• Exercise
Update the material below by changing every "arrow-label" to "arrow-caption" and keeping everything else the same. Leave the pictures out of your answer.

** Start **

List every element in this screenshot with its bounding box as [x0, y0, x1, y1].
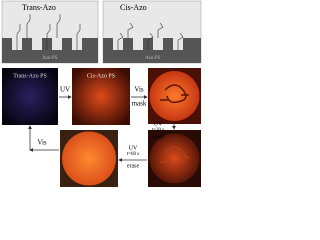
arrow-label: mask	[132, 100, 147, 108]
arrow-label: UV	[60, 86, 70, 94]
dish	[149, 133, 200, 184]
photo	[72, 68, 130, 125]
substrate-label: Azo-PS	[42, 56, 58, 61]
cis-substrate	[103, 38, 201, 63]
substrate-label: Azo-PS	[145, 56, 161, 61]
photo-label: Cis-Azo PS	[87, 73, 115, 79]
dish	[149, 71, 200, 121]
arrow-label: erase	[152, 134, 165, 140]
arrows	[28, 95, 176, 162]
title: Trans-Azo	[22, 3, 56, 12]
arrow-label: Vis	[134, 86, 144, 94]
trans-substrate	[2, 38, 98, 63]
arrow-label: Vis	[37, 139, 47, 147]
title: Cis-Azo	[120, 3, 147, 12]
figure: Trans-Azo Cis-Azo Azo-PS Azo-PS Trans-Az…	[1, 0, 202, 187]
pattern	[160, 146, 189, 166]
photo-label: Trans-Azo PS	[13, 73, 47, 79]
arrow-label: UV	[129, 145, 138, 151]
dish	[62, 131, 116, 186]
pattern	[160, 84, 189, 104]
molecules	[16, 14, 184, 50]
photo	[2, 68, 58, 125]
arrow-label: erase	[127, 163, 140, 169]
arrow-label: UV	[154, 121, 163, 127]
arrow-label: t=30 s	[152, 128, 164, 133]
arrow-label: t=60 s	[127, 152, 139, 157]
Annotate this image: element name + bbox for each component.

** End **

• Complete response
List every element in this screenshot with its bounding box as [x0, y0, x1, y1].
arrow-caption: mask	[132, 100, 147, 108]
arrow-caption: UV	[60, 86, 70, 94]
dish	[149, 133, 200, 184]
photo	[72, 68, 130, 125]
substrate-label: Azo-PS	[42, 56, 58, 61]
cis-substrate	[103, 38, 201, 63]
substrate-label: Azo-PS	[145, 56, 161, 61]
photo-label: Cis-Azo PS	[87, 73, 115, 79]
dish	[149, 71, 200, 121]
arrow-caption: erase	[152, 134, 165, 140]
arrows	[28, 95, 176, 162]
title: Trans-Azo	[22, 3, 56, 12]
arrow-caption: Vis	[134, 86, 144, 94]
trans-substrate	[2, 38, 98, 63]
arrow-caption: Vis	[37, 139, 47, 147]
title: Cis-Azo	[120, 3, 147, 12]
figure: Trans-Azo Cis-Azo Azo-PS Azo-PS Trans-Az…	[1, 0, 202, 187]
pattern	[160, 146, 189, 166]
photo-label: Trans-Azo PS	[13, 73, 47, 79]
arrow-caption: UV	[129, 145, 138, 151]
dish	[62, 131, 116, 186]
pattern	[160, 84, 189, 104]
molecules	[16, 14, 184, 50]
photo	[2, 68, 58, 125]
arrow-caption: erase	[127, 163, 140, 169]
arrow-caption: UV	[154, 121, 163, 127]
arrow-caption: t=30 s	[152, 128, 164, 133]
arrow-caption: t=60 s	[127, 152, 139, 157]
Annotate this image: element name + bbox for each component.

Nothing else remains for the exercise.